<<<<
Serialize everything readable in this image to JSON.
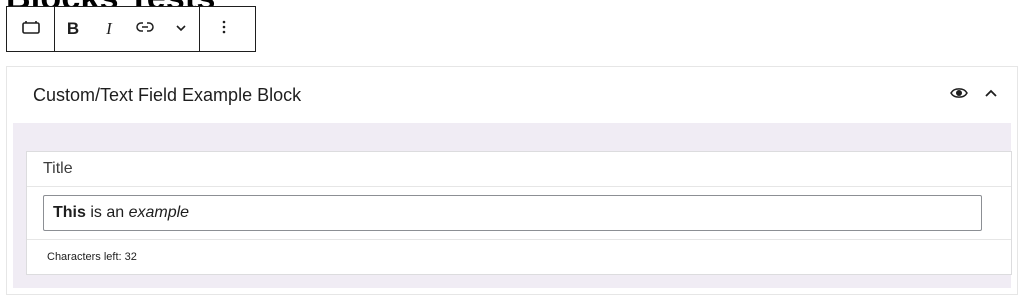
{
  "page": {
    "title": "Blocks Tests"
  },
  "toolbar": {
    "block_icon": "block-type-icon",
    "bold_label": "B",
    "italic_label": "I",
    "link_icon": "link-icon",
    "more_formats_icon": "chevron-down-icon",
    "options_icon": "more-vertical-icon"
  },
  "block": {
    "title": "Custom/Text Field Example Block",
    "preview_icon": "eye-icon",
    "collapse_icon": "chevron-up-icon",
    "field": {
      "label": "Title",
      "value_bold": "This",
      "value_plain": " is an ",
      "value_italic": "example",
      "footer": "Characters left: 32"
    }
  }
}
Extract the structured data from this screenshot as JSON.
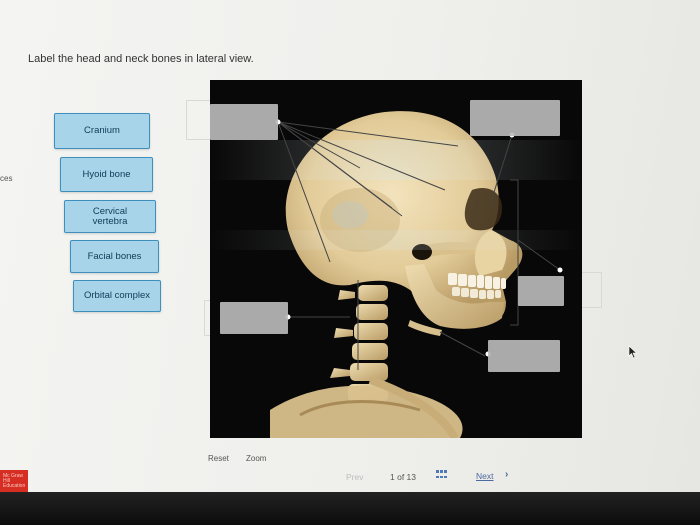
>>>>
* **EXERCISE TASK**
Write out each line of the data exactly; the images should be left out.

* **WRITTEN SOLUTION**
Serialize everything readable in this image to JSON.
{
  "page": {
    "title": "Blocks Tests"
  },
  "toolbar": {
    "block_icon": "block-type-icon",
    "bold_label": "B",
    "italic_label": "I",
    "link_icon": "link-icon",
    "more_formats_icon": "chevron-down-icon",
    "options_icon": "more-vertical-icon"
  },
  "block": {
    "title": "Custom/Text Field Example Block",
    "preview_icon": "eye-icon",
    "collapse_icon": "chevron-up-icon",
    "field": {
      "label": "Title",
      "value_bold": "This",
      "value_plain": " is an ",
      "value_italic": "example",
      "footer": "Characters left: 32"
    }
  }
}
Extract the structured data from this screenshot as JSON.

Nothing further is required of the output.